--- Task description ---
Reproduce the complete listing without any deviation.

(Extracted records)

══════════════════════════════

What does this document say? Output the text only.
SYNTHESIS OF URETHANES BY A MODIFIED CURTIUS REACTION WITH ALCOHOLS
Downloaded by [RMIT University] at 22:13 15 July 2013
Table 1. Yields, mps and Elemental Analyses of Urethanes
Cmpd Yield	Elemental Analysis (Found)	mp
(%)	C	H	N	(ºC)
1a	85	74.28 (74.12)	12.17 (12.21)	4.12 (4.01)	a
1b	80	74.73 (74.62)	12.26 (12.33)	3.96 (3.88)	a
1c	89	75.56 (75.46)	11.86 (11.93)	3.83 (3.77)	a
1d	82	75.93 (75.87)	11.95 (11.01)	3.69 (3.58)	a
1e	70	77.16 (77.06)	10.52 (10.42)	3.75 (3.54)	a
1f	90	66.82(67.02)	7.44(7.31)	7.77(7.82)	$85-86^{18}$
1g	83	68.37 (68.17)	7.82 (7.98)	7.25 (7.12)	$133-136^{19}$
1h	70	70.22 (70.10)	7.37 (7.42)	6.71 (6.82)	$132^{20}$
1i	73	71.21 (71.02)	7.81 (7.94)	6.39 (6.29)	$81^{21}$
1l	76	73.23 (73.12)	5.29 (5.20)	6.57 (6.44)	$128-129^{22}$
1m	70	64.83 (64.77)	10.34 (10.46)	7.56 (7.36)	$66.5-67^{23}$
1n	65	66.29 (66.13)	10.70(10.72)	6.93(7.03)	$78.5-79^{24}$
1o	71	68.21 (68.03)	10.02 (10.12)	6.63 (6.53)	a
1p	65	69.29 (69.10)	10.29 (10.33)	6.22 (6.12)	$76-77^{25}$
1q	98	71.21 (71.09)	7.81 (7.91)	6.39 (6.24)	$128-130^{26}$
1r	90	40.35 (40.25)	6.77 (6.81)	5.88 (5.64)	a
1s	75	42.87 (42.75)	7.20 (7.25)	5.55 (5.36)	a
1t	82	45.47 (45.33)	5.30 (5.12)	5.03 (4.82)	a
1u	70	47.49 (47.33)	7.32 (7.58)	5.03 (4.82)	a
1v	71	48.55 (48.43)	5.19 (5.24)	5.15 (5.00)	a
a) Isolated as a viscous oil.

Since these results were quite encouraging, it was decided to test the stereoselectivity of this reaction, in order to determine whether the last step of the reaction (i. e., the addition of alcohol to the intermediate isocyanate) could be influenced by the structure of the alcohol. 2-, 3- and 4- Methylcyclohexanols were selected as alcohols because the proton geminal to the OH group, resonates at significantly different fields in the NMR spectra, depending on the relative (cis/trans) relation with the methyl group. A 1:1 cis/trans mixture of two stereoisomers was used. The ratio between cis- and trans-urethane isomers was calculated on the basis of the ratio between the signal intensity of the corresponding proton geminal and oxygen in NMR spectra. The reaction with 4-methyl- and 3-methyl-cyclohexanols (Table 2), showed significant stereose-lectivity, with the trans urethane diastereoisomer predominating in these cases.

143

══════════════════════════════

--- Solution for this task ---
What does this document say? Output the text only.
SYNTHESIS OF URETHANES BY A MODIFIED CURTIUS REACTION WITH ALCOHOLS
Downloaded by [RMIT University] at 22:13 15 July 2013
Table 1. Yields, mps and Elemental Analyses of Urethanes
Cmpd Yield	Elemental Analysis (Found)	mp
(%)	C	H	N	(ºC)
1a	85	74.28 (74.12)	12.17 (12.21)	4.12 (4.01)	a
1b	80	74.73 (74.62)	12.26 (12.33)	3.96 (3.88)	a
1c	89	75.56 (75.46)	11.86 (11.93)	3.83 (3.77)	a
1d	82	75.93 (75.87)	11.95 (11.01)	3.69 (3.58)	a
1e	70	77.16 (77.06)	10.52 (10.42)	3.75 (3.54)	a
1f	90	66.82(67.02)	7.44(7.31)	7.77(7.82)	$85-86^{18}$
1g	83	68.37 (68.17)	7.82 (7.98)	7.25 (7.12)	$133-136^{19}$
1h	70	70.22 (70.10)	7.37 (7.42)	6.71 (6.82)	$132^{20}$
1i	73	71.21 (71.02)	7.81 (7.94)	6.39 (6.29)	$81^{21}$
1l	76	73.23 (73.12)	5.29 (5.20)	6.57 (6.44)	$128-129^{22}$
1m	70	64.83 (64.77)	10.34 (10.46)	7.56 (7.36)	$66.5-67^{23}$
1n	65	66.29 (66.13)	10.70(10.72)	6.93(7.03)	$78.5-79^{24}$
1o	71	68.21 (68.03)	10.02 (10.12)	6.63 (6.53)	a
1p	65	69.29 (69.10)	10.29 (10.33)	6.22 (6.12)	$76-77^{25}$
1q	98	71.21 (71.09)	7.81 (7.91)	6.39 (6.24)	$128-130^{26}$
1r	90	40.35 (40.25)	6.77 (6.81)	5.88 (5.64)	a
1s	75	42.87 (42.75)	7.20 (7.25)	5.55 (5.36)	a
1t	82	45.47 (45.33)	5.30 (5.12)	5.03 (4.82)	a
1u	70	47.49 (47.33)	7.32 (7.58)	5.03 (4.82)	a
1v	71	48.55 (48.43)	5.19 (5.24)	5.15 (5.00)	a
a) Isolated as a viscous oil.

Since these results were quite encouraging, it was decided to test the stereoselectivity of this reaction, in order to determine whether the last step of the reaction (i. e., the addition of alcohol to the intermediate isocyanate) could be influenced by the structure of the alcohol. 2-, 3- and 4- Methylcyclohexanols were selected as alcohols because the proton geminal to the OH group, resonates at significantly different fields in the NMR spectra, depending on the relative (cis/trans) relation with the methyl group. A 1:1 cis/trans mixture of two stereoisomers was used. The ratio between cis- and trans-urethane isomers was calculated on the basis of the ratio between the signal intensity of the corresponding proton geminal and oxygen in NMR spectra. The reaction with 4-methyl- and 3-methyl-cyclohexanols (Table 2), showed significant stereose-lectivity, with the trans urethane diastereoisomer predominating in these cases.

143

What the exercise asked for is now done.